## WRITTEN REQUEST
Copy every line of the data in which the word "label" occurs.

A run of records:
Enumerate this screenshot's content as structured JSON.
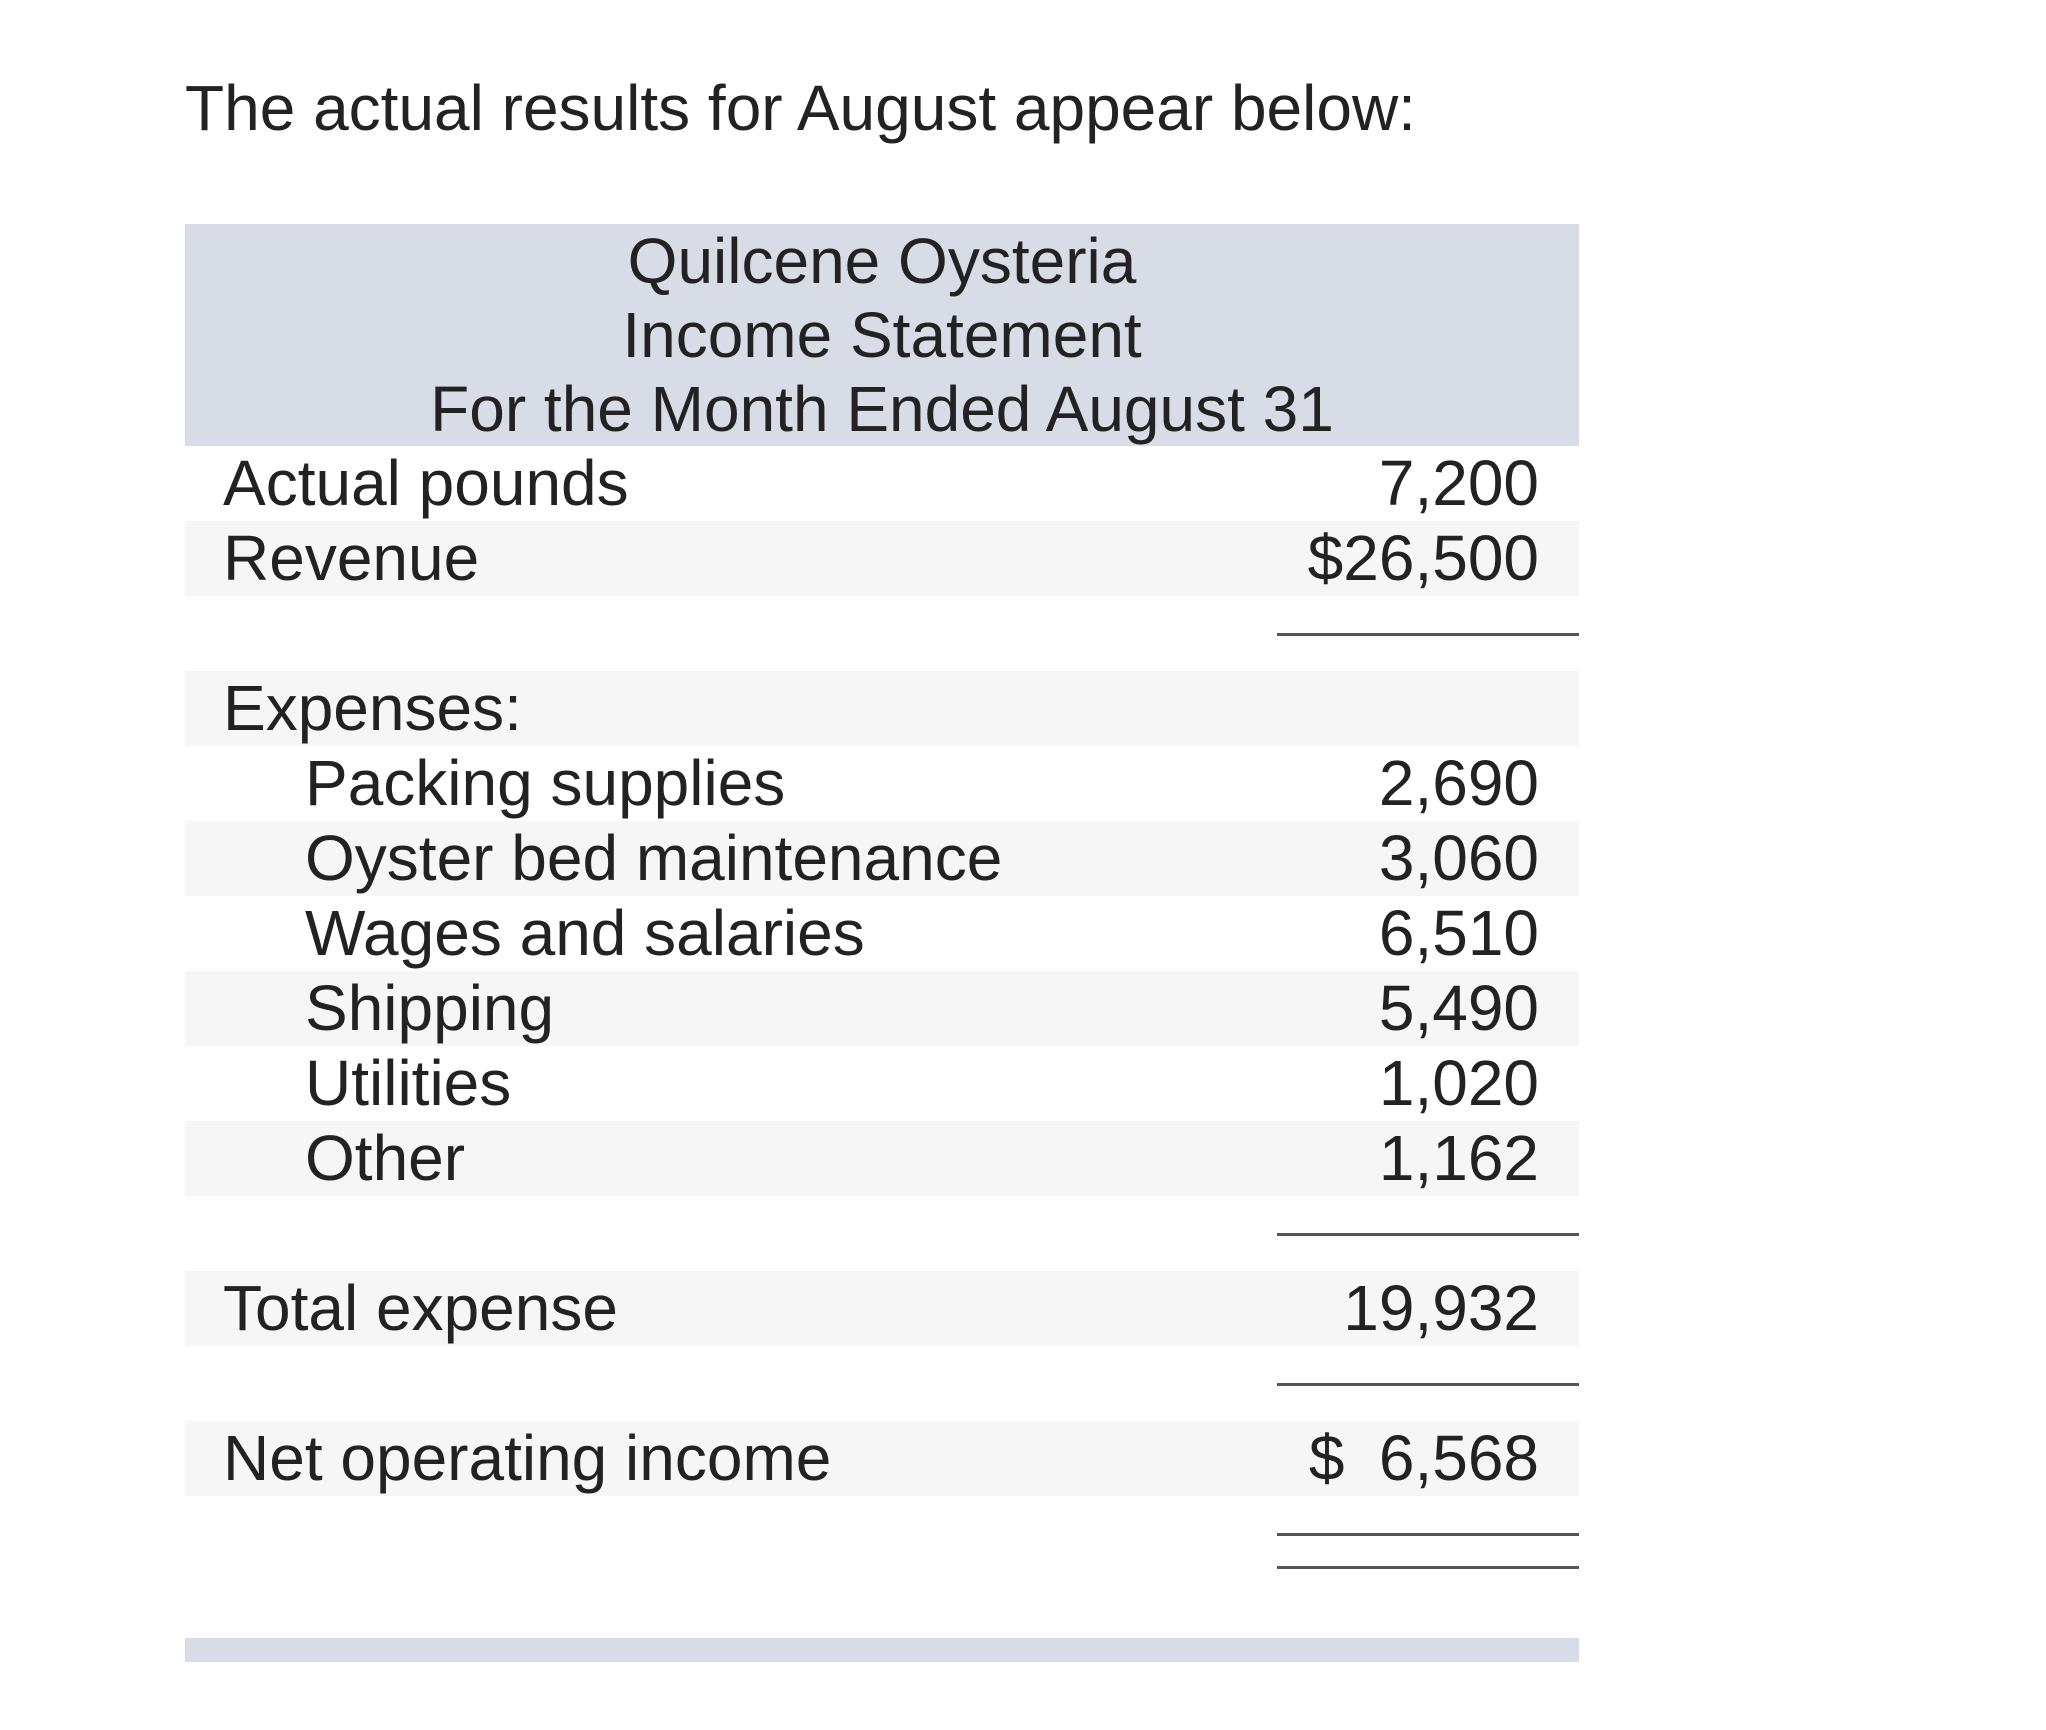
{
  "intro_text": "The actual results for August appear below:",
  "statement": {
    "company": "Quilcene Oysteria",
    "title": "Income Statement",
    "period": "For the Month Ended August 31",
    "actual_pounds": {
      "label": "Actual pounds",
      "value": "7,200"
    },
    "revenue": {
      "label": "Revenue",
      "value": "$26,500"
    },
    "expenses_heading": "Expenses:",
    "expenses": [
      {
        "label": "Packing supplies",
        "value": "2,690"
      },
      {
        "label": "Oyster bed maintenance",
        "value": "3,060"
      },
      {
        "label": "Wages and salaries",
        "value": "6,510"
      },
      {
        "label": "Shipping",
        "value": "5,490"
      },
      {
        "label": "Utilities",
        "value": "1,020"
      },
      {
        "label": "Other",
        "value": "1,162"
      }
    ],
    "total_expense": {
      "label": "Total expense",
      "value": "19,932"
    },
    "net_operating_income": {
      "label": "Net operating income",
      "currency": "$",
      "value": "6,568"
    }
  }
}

## FINAL RESULT
      "label": "Actual pounds",
      "label": "Revenue",
        "label": "Packing supplies",
        "label": "Oyster bed maintenance",
        "label": "Wages and salaries",
        "label": "Shipping",
        "label": "Utilities",
        "label": "Other",
      "label": "Total expense",
      "label": "Net operating income",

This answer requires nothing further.